** DOCUMENT TEXT **
Gnostic Traces in Psychotherapy – From Division to Synthesis

Gnostic Traces in Psychotherapy – From Division to Synthesis

A person does not find a final solution to their conflicts unless they overcome their personality and recognise and realise their connectedness with the world.

Human beings are well equipped for this, for they carry gnosis within them and with this inner guide they can find their path in the outer world (according to the psychotherapist Arie Sborowitz)

Spiritual thoughts about the ways of the soul and the meaning of life are increasingly finding their way into psychotherapeutic treatment in our time. A pioneer of such thinking, was C.G. Jung (1875-1961), who wrote in his ‘Analytic Psychology’:

One of the most brilliant examples of the life and meaningfulness of a personality that history has preserved for us, is the life of Christ.  [1]

Attention is also turning to philosophical statements about the soul of man. Gottfried Wilhelm Leibniz (1646-1716) formulated:

But the insight into the absolutely necessary and eternal truths is that which distinguishes us from mere animals and causes us to have reason and the sciences, in that it leads us and raises us to the knowledge of God and of ourselves. And this is precisely what is called the rational soul or spirit in us.  [2]

After many years of research in the fields of perception, emotion and communication, scholars in the humanities have come to the realization that success in therapeutic treatment is to be sought in, and owed to the Other, the interpersonal, the ‘third factor’. One speaks of the ‘Fifth Paradigm’, which opened up a new perspective for psychoanalytic psychotherapy at the beginning of the 21st century. But how far is the road still lying before us, and what transformations are still to come in order to do justice to the “rational soul or spirit“, as Leibniz called it?

Psychotherapeutic work has become an established form of medical treatment in modern society. Numerous scientific studies have been conducted on the effectiveness of psychotherapeutic treatment, and their results have been incorporated into practice. The treatment concepts of different therapeutic methods offer various ways of dealing with afflictions of the psyche, and often achieve good results. The social prejudices of the past century regarding the treatment of mentally ill patients have by and large, been overcome. Thousands upon thousands of people are engaged in psychotherapeutic work. There are recognisable healing successes with anxiety, depression, psychoses and other psychological illnesses – but the results usually do not last long. What is the secret of a psychotherapy that leads to satisfactory healing?

** LISTED RECORDS **
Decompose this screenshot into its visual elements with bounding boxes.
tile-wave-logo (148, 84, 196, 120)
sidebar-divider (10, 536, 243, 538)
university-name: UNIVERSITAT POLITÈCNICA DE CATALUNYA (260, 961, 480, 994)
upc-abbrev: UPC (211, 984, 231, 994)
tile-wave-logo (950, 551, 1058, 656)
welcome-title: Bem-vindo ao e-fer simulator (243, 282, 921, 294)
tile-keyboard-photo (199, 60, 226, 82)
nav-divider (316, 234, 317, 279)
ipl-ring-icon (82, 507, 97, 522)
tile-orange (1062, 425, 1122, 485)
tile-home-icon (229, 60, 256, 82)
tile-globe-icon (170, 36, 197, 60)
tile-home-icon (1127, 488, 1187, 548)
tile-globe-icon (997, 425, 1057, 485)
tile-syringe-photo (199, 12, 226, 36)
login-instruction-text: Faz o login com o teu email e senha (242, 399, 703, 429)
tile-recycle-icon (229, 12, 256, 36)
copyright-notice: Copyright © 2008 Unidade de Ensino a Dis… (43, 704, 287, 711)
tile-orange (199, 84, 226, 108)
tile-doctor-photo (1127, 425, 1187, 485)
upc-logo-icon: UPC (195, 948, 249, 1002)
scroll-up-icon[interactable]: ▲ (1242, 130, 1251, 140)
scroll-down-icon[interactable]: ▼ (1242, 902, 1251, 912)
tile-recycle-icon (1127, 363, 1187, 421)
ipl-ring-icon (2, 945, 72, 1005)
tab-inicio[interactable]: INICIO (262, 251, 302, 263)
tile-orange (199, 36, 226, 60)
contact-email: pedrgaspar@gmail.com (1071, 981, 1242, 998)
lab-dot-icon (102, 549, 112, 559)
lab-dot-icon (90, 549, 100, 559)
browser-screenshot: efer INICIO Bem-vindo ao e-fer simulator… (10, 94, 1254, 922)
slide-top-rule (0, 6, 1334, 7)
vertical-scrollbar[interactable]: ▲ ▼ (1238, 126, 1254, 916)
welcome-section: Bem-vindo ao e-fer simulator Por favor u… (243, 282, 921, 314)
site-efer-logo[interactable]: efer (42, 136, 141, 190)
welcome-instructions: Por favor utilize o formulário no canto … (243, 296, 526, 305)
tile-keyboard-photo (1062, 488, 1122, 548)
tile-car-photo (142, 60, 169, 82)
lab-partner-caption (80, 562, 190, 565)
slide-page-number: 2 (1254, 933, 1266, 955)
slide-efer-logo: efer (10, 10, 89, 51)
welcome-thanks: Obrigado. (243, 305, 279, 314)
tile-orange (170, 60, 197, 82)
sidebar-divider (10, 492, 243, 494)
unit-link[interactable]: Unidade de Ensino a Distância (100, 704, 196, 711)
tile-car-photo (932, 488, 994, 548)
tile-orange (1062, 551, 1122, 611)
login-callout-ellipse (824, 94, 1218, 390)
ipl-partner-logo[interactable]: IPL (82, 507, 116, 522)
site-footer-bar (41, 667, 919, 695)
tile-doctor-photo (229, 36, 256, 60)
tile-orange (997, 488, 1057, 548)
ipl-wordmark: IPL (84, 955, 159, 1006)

** COMPLETE THE FOLLOWING **
1 - Reproduce a passage of the gnostic traces text word for word. Begin at the words "Psychotherapeutic work has" and stop after the words "to satisfactory healing?".
2 - In the gnostic traces text, what name is given to the perspective that opened up for psychoanalytic psychotherapy at the beginning of the 21st century?

** RESPONSES IN ORDER **
1 -
Psychotherapeutic work has become an established form of medical treatment in modern society. Numerous scientific studies have been conducted on the effectiveness of psychotherapeutic treatment, and their results have been incorporated into practice. The treatment concepts of different therapeutic methods offer various ways of dealing with afflictions of the psyche, and often achieve good results. The social prejudices of the past century regarding the treatment of mentally ill patients have by and large, been overcome. Thousands upon thousands of people are engaged in psychotherapeutic work. There are recognisable healing successes with anxiety, depression, psychoses and other psychological illnesses – but the results usually do not last long. What is the secret of a psychotherapy that leads to satisfactory healing?

2 - It is called the "Fifth Paradigm."